◆ TASK TO CARRY OUT
Go through the material below and copy each line where the word "Kolej" appears.

◆ RECORDS
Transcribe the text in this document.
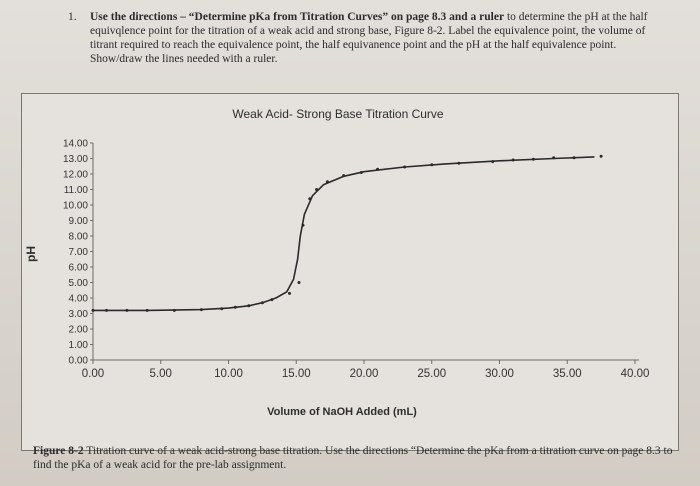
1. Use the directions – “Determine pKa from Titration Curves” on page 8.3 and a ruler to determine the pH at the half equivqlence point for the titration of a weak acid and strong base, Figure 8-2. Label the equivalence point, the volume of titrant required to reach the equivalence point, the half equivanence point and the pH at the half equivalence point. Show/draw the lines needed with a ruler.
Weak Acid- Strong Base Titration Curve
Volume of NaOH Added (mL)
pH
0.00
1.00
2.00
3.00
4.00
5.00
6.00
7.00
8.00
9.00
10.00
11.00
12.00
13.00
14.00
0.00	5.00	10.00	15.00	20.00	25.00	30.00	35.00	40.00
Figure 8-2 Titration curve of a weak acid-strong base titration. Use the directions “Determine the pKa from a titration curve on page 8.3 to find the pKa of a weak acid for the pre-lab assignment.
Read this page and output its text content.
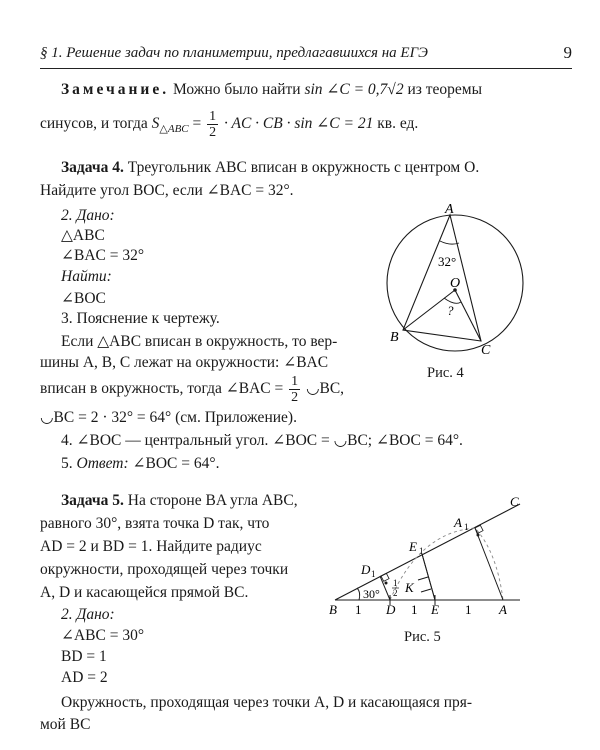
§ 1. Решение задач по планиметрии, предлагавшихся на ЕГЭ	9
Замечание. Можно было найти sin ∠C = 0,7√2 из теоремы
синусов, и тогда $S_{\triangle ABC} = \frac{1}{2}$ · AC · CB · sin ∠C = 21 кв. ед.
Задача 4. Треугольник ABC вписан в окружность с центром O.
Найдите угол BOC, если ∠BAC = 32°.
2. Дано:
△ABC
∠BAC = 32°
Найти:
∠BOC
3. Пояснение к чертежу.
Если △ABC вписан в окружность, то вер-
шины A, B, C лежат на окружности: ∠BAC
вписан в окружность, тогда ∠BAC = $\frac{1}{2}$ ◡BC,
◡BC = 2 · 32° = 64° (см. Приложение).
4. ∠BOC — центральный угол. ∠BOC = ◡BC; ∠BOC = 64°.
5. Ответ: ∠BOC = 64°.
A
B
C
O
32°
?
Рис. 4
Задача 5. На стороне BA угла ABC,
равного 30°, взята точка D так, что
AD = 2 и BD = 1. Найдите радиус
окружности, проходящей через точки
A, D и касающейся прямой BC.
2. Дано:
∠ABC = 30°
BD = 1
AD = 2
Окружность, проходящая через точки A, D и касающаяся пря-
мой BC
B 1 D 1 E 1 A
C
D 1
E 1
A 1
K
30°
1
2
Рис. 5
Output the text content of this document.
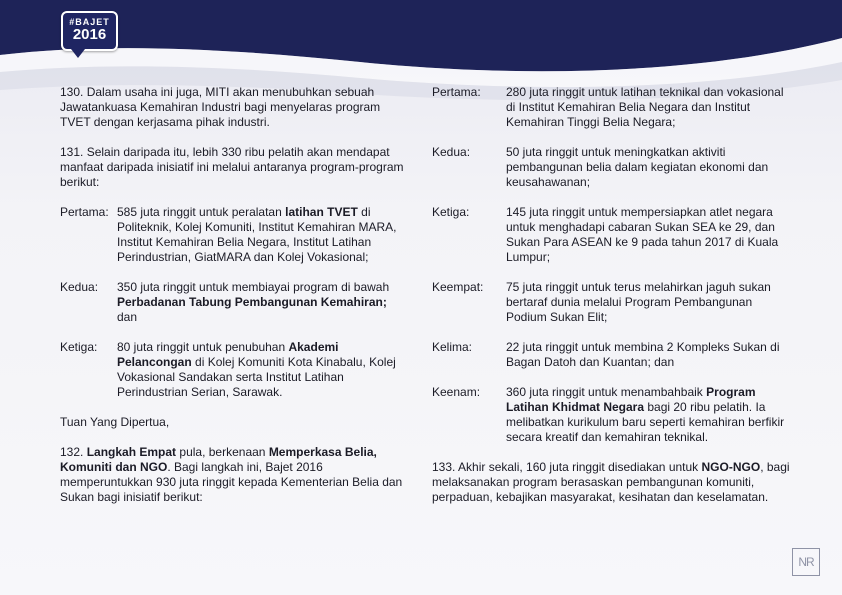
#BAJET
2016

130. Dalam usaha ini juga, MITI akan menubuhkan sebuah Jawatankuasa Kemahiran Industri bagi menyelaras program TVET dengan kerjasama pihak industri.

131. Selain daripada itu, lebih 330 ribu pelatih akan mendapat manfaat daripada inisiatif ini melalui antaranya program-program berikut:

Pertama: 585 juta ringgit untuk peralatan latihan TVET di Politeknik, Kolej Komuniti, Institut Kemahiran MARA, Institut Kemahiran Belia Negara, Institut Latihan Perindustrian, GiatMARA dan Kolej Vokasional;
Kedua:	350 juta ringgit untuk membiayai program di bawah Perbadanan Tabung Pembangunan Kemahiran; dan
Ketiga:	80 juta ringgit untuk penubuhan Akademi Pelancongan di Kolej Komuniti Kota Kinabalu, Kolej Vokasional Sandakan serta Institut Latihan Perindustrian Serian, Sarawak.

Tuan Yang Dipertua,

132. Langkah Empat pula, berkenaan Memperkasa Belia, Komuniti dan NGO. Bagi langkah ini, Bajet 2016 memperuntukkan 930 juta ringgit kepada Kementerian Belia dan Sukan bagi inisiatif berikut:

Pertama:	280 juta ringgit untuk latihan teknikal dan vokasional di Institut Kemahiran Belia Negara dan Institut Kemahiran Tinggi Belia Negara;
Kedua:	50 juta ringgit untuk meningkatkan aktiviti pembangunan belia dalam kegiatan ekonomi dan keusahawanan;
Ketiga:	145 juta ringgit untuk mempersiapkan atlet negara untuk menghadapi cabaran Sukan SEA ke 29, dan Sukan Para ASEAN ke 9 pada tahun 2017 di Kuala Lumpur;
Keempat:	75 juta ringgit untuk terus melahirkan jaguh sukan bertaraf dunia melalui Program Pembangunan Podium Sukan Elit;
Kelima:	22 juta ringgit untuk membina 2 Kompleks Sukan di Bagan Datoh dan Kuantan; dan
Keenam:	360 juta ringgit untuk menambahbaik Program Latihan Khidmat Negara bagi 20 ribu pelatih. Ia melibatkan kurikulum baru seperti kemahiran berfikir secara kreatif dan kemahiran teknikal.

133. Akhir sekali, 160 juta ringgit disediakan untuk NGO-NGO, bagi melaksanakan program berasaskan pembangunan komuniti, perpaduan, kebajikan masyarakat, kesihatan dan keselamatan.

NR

◆ THE SOLUTION
Pertama: 585 juta ringgit untuk peralatan latihan TVET di Politeknik, Kolej Komuniti, Institut Kemahiran MARA, Institut Kemahiran Belia Negara, Institut Latihan Perindustrian, GiatMARA dan Kolej Vokasional;
Ketiga:	80 juta ringgit untuk penubuhan Akademi Pelancongan di Kolej Komuniti Kota Kinabalu, Kolej Vokasional Sandakan serta Institut Latihan Perindustrian Serian, Sarawak.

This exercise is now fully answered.